— Job —
From the entries below, extract every line that includes the word "αὐτοῦ".

Lines of data
>> BEGIN

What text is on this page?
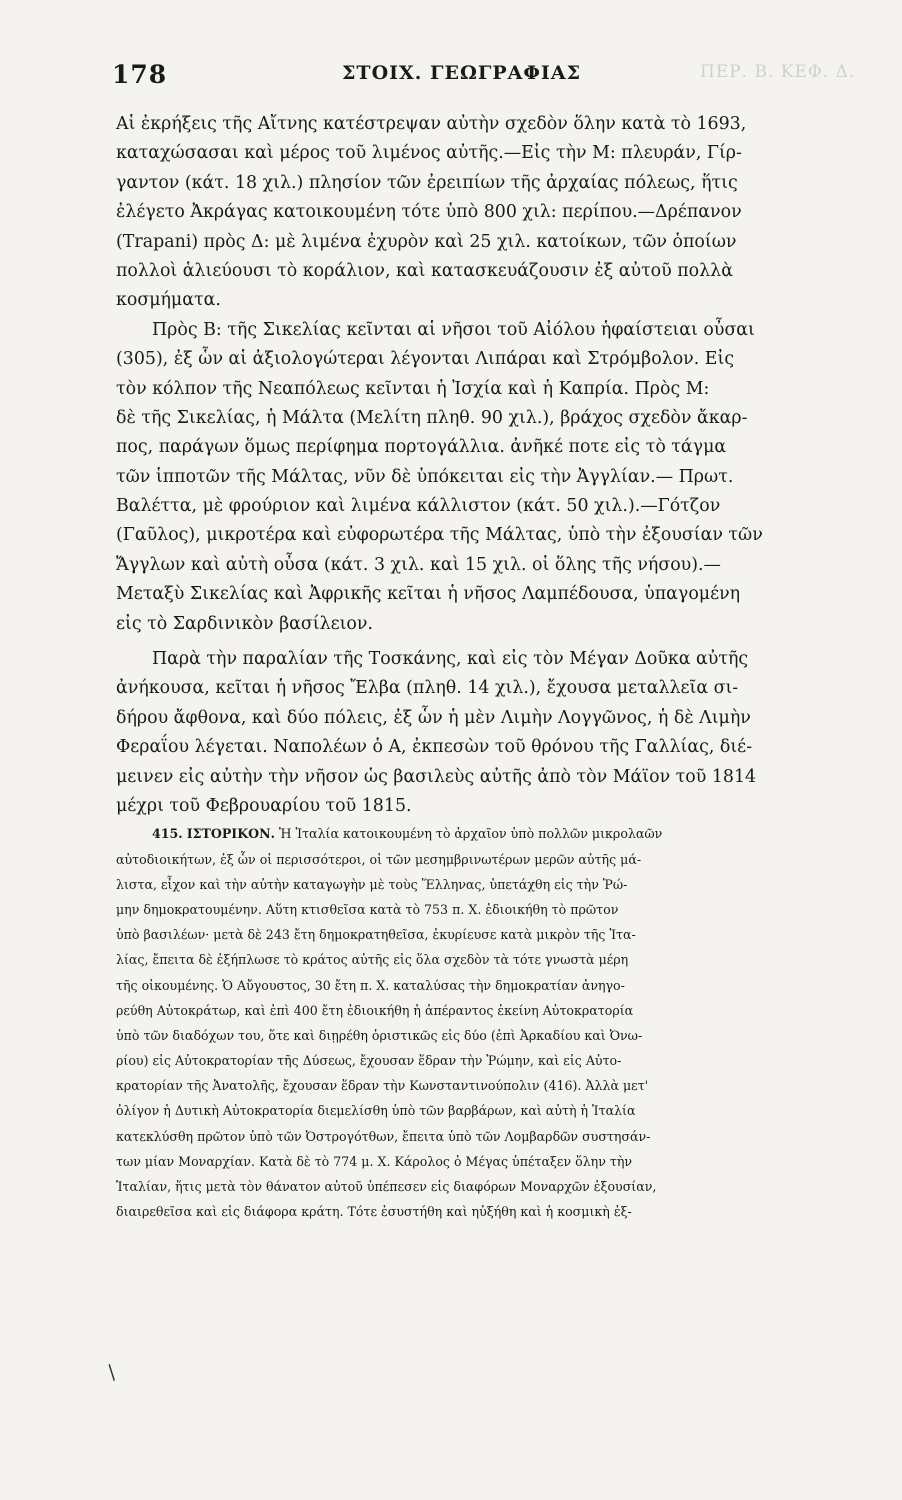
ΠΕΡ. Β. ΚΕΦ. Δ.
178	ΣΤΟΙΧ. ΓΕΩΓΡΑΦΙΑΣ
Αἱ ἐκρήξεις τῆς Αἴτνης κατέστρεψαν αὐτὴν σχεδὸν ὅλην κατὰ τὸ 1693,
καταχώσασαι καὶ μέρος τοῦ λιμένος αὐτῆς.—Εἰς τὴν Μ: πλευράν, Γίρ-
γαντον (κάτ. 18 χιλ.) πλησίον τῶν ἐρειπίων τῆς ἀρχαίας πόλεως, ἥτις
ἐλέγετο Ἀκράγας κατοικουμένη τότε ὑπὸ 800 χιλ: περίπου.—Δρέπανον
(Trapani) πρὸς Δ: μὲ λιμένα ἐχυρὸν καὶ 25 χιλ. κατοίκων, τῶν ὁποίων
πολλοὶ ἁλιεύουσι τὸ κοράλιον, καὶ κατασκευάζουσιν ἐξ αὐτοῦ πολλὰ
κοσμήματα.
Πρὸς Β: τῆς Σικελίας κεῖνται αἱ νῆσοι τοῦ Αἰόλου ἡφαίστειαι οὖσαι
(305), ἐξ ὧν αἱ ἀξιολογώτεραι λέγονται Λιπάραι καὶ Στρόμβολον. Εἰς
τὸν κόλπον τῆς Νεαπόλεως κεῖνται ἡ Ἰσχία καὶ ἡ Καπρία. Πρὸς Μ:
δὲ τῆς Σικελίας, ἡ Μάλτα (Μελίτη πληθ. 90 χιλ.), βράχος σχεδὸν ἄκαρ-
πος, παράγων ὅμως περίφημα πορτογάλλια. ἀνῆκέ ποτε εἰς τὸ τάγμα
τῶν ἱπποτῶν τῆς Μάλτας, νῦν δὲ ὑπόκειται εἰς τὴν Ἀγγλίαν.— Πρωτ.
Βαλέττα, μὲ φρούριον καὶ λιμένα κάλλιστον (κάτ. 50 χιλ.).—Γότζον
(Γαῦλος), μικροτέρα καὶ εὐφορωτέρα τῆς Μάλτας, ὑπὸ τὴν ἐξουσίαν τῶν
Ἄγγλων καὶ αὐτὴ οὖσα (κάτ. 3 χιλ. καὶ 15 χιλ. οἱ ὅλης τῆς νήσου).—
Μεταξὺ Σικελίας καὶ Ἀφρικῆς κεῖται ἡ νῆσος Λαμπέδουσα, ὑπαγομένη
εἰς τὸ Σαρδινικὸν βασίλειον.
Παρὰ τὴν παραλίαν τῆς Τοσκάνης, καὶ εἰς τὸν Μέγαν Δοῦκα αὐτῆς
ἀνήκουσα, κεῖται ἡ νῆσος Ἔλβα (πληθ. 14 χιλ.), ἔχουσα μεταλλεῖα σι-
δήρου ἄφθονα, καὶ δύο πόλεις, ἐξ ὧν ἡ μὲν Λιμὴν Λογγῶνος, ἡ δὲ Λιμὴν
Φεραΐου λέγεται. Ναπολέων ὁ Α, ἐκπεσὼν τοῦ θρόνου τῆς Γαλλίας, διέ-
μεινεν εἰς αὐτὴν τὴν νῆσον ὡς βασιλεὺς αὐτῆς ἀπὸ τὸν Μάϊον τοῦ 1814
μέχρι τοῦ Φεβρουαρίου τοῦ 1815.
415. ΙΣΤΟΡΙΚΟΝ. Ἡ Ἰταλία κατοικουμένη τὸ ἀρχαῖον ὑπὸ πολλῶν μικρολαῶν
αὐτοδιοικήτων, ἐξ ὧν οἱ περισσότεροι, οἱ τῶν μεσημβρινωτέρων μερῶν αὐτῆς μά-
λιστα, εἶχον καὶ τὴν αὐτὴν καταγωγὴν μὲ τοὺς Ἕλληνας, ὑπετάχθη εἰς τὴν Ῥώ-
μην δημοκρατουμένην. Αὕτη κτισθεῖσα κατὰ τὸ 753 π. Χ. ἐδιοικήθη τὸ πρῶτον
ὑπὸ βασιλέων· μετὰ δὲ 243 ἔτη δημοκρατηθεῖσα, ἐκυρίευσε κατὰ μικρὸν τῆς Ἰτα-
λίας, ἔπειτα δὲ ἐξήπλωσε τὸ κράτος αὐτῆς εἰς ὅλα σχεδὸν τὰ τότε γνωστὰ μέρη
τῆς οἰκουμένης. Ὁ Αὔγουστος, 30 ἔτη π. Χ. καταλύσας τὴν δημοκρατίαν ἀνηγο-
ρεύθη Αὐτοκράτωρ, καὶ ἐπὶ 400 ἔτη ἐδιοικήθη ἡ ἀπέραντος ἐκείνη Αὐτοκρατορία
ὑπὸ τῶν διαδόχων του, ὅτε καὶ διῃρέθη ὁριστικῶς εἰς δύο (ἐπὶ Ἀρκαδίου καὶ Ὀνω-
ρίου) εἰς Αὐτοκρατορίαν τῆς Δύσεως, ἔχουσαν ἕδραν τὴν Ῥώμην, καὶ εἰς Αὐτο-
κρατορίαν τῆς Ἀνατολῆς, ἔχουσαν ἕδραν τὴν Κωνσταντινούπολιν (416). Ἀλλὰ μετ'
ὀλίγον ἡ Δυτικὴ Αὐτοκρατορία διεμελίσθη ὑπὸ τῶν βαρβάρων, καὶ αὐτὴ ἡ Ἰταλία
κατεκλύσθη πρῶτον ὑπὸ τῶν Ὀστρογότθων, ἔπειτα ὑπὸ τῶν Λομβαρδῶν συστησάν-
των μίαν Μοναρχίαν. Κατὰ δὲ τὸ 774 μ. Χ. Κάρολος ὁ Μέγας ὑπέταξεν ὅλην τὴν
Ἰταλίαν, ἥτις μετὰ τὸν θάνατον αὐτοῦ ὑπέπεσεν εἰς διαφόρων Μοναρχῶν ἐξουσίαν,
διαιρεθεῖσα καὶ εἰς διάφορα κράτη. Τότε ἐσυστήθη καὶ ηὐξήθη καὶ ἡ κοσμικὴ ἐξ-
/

>> END
>> BEGIN

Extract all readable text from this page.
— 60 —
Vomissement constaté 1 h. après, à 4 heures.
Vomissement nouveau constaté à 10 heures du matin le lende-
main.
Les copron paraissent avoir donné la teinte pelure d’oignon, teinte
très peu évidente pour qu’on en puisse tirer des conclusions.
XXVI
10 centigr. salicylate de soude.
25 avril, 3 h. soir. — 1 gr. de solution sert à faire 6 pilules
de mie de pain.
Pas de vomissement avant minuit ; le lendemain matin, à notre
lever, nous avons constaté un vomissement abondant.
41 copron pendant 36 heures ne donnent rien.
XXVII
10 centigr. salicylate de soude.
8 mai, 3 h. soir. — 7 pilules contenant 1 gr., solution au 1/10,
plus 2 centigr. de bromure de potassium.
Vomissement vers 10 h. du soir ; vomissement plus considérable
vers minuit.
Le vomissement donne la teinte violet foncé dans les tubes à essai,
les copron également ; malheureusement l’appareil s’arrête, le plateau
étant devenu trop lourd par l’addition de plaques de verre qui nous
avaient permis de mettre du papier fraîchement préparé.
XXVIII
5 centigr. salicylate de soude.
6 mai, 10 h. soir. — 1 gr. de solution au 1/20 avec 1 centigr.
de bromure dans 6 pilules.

>> END

— Task output —
πολλοὶ ἁλιεύουσι τὸ κοράλιον, καὶ κατασκευάζουσιν ἐξ αὐτοῦ πολλὰ
Ἰταλίαν, ἥτις μετὰ τὸν θάνατον αὐτοῦ ὑπέπεσεν εἰς διαφόρων Μοναρχῶν ἐξουσίαν,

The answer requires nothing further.